§ Task objective:
Copy these lines out word for word.

*** Data for this exercise ***

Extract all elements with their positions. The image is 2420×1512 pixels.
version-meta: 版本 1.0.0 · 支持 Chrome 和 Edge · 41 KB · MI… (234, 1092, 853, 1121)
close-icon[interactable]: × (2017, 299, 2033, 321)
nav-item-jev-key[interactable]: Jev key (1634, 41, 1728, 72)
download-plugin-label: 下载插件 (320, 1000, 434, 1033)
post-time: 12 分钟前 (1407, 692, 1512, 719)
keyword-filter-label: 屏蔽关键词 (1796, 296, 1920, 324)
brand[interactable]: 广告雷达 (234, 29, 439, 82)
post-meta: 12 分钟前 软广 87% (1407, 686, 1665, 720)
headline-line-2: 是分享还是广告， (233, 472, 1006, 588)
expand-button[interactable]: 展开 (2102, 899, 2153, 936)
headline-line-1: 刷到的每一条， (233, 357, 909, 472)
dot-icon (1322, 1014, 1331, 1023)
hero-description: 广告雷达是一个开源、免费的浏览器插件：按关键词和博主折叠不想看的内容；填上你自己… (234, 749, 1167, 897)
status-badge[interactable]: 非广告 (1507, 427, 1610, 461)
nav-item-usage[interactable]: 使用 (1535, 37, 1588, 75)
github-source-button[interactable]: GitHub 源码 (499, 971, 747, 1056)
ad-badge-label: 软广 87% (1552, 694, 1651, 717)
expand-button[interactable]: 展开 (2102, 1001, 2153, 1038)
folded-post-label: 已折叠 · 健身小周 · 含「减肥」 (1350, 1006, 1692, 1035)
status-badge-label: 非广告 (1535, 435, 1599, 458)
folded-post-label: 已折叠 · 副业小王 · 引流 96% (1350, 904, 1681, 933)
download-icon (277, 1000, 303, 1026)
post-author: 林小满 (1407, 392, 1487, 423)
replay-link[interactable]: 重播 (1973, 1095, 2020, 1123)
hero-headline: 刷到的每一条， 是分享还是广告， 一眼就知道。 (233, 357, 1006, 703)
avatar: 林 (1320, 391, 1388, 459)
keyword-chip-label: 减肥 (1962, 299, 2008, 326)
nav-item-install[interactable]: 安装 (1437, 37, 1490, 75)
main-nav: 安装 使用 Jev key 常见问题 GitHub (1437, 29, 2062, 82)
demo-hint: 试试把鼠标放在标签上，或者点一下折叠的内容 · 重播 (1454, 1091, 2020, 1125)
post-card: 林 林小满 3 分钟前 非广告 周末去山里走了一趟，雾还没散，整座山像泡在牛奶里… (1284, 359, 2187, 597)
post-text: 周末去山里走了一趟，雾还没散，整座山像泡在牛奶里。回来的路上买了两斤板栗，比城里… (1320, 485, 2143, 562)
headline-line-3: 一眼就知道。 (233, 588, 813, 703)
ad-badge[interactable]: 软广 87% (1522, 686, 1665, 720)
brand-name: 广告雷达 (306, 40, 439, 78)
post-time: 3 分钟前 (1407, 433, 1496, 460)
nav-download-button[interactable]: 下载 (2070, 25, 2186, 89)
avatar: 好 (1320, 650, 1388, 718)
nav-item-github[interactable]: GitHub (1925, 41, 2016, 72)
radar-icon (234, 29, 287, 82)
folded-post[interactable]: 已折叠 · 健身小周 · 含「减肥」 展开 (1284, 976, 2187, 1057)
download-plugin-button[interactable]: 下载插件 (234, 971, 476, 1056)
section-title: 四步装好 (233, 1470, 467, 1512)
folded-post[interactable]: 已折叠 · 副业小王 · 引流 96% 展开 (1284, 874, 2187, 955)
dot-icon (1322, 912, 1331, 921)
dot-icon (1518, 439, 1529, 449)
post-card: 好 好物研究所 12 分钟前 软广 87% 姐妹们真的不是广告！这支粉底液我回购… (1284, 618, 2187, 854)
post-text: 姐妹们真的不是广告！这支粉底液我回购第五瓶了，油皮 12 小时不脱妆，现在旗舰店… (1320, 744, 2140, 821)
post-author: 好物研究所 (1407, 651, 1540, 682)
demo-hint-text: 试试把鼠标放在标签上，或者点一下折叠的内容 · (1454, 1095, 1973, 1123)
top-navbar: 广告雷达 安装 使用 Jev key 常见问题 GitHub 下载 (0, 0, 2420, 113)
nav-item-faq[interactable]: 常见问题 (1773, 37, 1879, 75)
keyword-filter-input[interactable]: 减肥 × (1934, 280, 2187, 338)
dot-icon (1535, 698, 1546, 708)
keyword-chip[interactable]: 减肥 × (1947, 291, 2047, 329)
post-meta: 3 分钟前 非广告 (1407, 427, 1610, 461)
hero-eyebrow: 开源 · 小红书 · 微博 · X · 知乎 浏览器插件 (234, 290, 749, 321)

***

§ Solution:
Extract all elements with their positions. The image is 2420×1512 pixels.
version-meta: 版本 1.0.0 · 支持 Chrome 和 Edge · 41 KB · MI… (234, 1092, 853, 1121)
close-icon[interactable]: × (2017, 299, 2033, 321)
nav-item-jev-key[interactable]: Jev key (1634, 41, 1728, 72)
download-plugin-label: 下载插件 (320, 1000, 434, 1033)
post-time: 12 分钟前 (1407, 692, 1512, 719)
keyword-filter-label: 屏蔽关键词 (1796, 296, 1920, 324)
brand[interactable]: 广告雷达 (234, 29, 439, 82)
post-meta: 12 分钟前 软广 87% (1407, 686, 1665, 720)
headline-line-2: 是分享还是广告， (233, 472, 1006, 588)
expand-button[interactable]: 展开 (2102, 899, 2153, 936)
headline-line-1: 刷到的每一条， (233, 357, 909, 472)
dot-icon (1322, 1014, 1331, 1023)
hero-description: 广告雷达是一个开源、免费的浏览器插件：按关键词和博主折叠不想看的内容；填上你自己… (234, 749, 1167, 897)
status-badge[interactable]: 非广告 (1507, 427, 1610, 461)
nav-item-usage[interactable]: 使用 (1535, 37, 1588, 75)
github-source-button[interactable]: GitHub 源码 (499, 971, 747, 1056)
ad-badge-label: 软广 87% (1552, 694, 1651, 717)
expand-button[interactable]: 展开 (2102, 1001, 2153, 1038)
folded-post-label: 已折叠 · 健身小周 · 含「减肥」 (1350, 1006, 1692, 1035)
status-badge-label: 非广告 (1535, 435, 1599, 458)
folded-post-label: 已折叠 · 副业小王 · 引流 96% (1350, 904, 1681, 933)
download-icon (277, 1000, 303, 1026)
post-author: 林小满 (1407, 392, 1487, 423)
replay-link[interactable]: 重播 (1973, 1095, 2020, 1123)
hero-headline: 刷到的每一条， 是分享还是广告， 一眼就知道。 (233, 357, 1006, 703)
avatar: 林 (1320, 391, 1388, 459)
keyword-chip-label: 减肥 (1962, 299, 2008, 326)
nav-item-install[interactable]: 安装 (1437, 37, 1490, 75)
main-nav: 安装 使用 Jev key 常见问题 GitHub (1437, 29, 2062, 82)
demo-hint: 试试把鼠标放在标签上，或者点一下折叠的内容 · 重播 (1454, 1091, 2020, 1125)
post-card: 林 林小满 3 分钟前 非广告 周末去山里走了一趟，雾还没散，整座山像泡在牛奶里… (1284, 359, 2187, 597)
post-text: 周末去山里走了一趟，雾还没散，整座山像泡在牛奶里。回来的路上买了两斤板栗，比城里… (1320, 485, 2143, 562)
headline-line-3: 一眼就知道。 (233, 588, 813, 703)
ad-badge[interactable]: 软广 87% (1522, 686, 1665, 720)
brand-name: 广告雷达 (306, 40, 439, 78)
post-time: 3 分钟前 (1407, 433, 1496, 460)
nav-download-button[interactable]: 下载 (2070, 25, 2186, 89)
avatar: 好 (1320, 650, 1388, 718)
nav-item-github[interactable]: GitHub (1925, 41, 2016, 72)
radar-icon (234, 29, 287, 82)
folded-post[interactable]: 已折叠 · 健身小周 · 含「减肥」 展开 (1284, 976, 2187, 1057)
download-plugin-button[interactable]: 下载插件 (234, 971, 476, 1056)
section-title: 四步装好 (233, 1470, 467, 1512)
folded-post[interactable]: 已折叠 · 副业小王 · 引流 96% 展开 (1284, 874, 2187, 955)
dot-icon (1322, 912, 1331, 921)
dot-icon (1518, 439, 1529, 449)
post-card: 好 好物研究所 12 分钟前 软广 87% 姐妹们真的不是广告！这支粉底液我回购… (1284, 618, 2187, 854)
post-text: 姐妹们真的不是广告！这支粉底液我回购第五瓶了，油皮 12 小时不脱妆，现在旗舰店… (1320, 744, 2140, 821)
post-author: 好物研究所 (1407, 651, 1540, 682)
demo-hint-text: 试试把鼠标放在标签上，或者点一下折叠的内容 · (1454, 1095, 1973, 1123)
top-navbar: 广告雷达 安装 使用 Jev key 常见问题 GitHub 下载 (0, 0, 2420, 113)
nav-item-faq[interactable]: 常见问题 (1773, 37, 1879, 75)
keyword-filter-input[interactable]: 减肥 × (1934, 280, 2187, 338)
dot-icon (1535, 698, 1546, 708)
keyword-chip[interactable]: 减肥 × (1947, 291, 2047, 329)
post-meta: 3 分钟前 非广告 (1407, 427, 1610, 461)
hero-eyebrow: 开源 · 小红书 · 微博 · X · 知乎 浏览器插件 (234, 290, 749, 321)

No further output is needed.